• **Tasks for this exercise**
1. In the comment on the client-go change, what does changing behavior like this require?
2. Rewrite part of the comment on the client-go change: begin at the words "client-go is not" and stop after "is a problem.". Swap "skew" for "drift".
3. Carry on the comment about the client-go lookup behavior change, starting after its final sentence.

• **Selected passage**
-----
This is still a breaking change.

client-go is not the only client library in the project and clients are expected to have the same lookup behavior for KUBECONFIG and have for many years. even if client-go were the only client, skew between different versions is a problem.

should have the same feature as the Go native one according to the comment (// HomeDir returns the home directory for the current user.

That comment may be the intent, but the actual behavior is observable and well known and has additional implementations (many of which are not written in Go).

Changing behavior like this requires a KEP (Kubernetes Enhancement Proposal) to outline how we will safely roll out behavioral changes and formally have area owners accept a proposed change that is not a bug-fix.
-----
• **Dataset entries**
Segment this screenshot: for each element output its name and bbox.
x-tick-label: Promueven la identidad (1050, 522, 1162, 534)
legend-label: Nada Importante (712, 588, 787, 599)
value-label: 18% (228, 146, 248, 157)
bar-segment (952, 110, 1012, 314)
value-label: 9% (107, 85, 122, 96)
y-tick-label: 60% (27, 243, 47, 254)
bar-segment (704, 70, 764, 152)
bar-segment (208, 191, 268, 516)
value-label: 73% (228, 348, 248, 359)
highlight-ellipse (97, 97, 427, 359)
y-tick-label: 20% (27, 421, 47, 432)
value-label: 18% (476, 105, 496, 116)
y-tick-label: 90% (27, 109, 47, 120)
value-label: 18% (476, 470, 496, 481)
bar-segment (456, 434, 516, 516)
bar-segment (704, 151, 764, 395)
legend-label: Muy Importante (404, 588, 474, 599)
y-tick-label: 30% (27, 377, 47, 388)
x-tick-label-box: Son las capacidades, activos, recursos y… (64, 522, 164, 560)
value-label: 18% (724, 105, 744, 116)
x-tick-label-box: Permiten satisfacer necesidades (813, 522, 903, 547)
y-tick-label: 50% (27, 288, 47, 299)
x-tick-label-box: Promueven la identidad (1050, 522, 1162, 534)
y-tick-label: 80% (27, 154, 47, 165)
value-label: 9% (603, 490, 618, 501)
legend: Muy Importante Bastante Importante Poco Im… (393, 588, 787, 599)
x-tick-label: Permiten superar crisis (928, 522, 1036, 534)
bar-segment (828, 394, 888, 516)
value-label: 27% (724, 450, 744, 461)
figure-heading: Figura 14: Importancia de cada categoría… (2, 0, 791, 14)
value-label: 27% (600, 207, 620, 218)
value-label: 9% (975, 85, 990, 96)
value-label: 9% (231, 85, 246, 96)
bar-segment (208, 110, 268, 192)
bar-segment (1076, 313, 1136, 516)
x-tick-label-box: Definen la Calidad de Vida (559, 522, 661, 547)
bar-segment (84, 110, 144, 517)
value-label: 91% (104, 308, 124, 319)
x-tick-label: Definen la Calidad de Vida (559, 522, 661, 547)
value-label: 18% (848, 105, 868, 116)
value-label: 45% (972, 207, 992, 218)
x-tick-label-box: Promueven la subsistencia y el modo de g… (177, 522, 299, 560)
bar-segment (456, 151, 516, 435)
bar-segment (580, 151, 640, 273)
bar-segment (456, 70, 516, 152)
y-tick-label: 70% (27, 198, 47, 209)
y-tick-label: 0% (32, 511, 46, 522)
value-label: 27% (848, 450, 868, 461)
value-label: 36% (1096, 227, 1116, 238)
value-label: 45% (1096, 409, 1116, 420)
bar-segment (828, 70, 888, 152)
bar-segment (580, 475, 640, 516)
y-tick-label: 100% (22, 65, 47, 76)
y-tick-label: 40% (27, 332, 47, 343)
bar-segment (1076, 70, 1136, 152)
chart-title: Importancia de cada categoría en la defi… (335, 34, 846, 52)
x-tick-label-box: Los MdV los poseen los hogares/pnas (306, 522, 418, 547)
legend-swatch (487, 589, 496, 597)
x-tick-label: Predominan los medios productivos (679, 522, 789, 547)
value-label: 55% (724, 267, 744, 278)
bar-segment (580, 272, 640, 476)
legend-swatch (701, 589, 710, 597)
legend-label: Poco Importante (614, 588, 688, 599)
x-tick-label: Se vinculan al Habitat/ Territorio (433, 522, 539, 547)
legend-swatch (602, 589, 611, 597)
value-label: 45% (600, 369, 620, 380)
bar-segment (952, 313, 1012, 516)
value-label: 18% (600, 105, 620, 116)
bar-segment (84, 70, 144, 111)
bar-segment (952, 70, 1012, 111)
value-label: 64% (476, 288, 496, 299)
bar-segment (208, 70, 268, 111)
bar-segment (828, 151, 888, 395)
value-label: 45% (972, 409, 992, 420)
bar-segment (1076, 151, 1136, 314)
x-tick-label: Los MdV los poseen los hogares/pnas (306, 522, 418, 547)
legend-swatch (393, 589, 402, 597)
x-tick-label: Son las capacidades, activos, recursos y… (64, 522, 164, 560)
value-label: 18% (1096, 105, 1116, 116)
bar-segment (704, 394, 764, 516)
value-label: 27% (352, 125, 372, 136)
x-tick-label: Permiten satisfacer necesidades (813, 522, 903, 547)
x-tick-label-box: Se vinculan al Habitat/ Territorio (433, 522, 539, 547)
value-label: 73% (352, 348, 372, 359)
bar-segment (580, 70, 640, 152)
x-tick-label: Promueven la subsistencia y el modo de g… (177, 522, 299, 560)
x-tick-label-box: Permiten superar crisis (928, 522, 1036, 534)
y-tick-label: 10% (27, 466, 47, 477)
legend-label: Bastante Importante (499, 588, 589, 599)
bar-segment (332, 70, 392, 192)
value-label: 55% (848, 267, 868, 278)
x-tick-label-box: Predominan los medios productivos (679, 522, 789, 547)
-----
• **Replies**
1. A KEP (Kubernetes Enhancement Proposal).

2.
client-go is not the only client library in the project and clients are expected to have the same lookup behavior for KUBECONFIG and have for many years. even if client-go were the only client, drift between different versions is a problem.

3.
As previously mentioned please see the existing discussion for XDG, which is at least a standard not specific to snap: kubernetes/enhancements#2111

Frankly, I would not recommend using a snap for kubectl. It's a single-file static go binary.

$HOME is in the POSIX portable operating systems standard that should be pointed at the user's home directory.
https://pubs.opengroup.org/onlinepubs/9699919799/basedefs/V1_chap08.html
Snap should stop violating POSIX.

Presumably snap packages could wrap kubectl with a shim that sets HOME=$SNAP_REAL_HOME without changing the client-go behavior.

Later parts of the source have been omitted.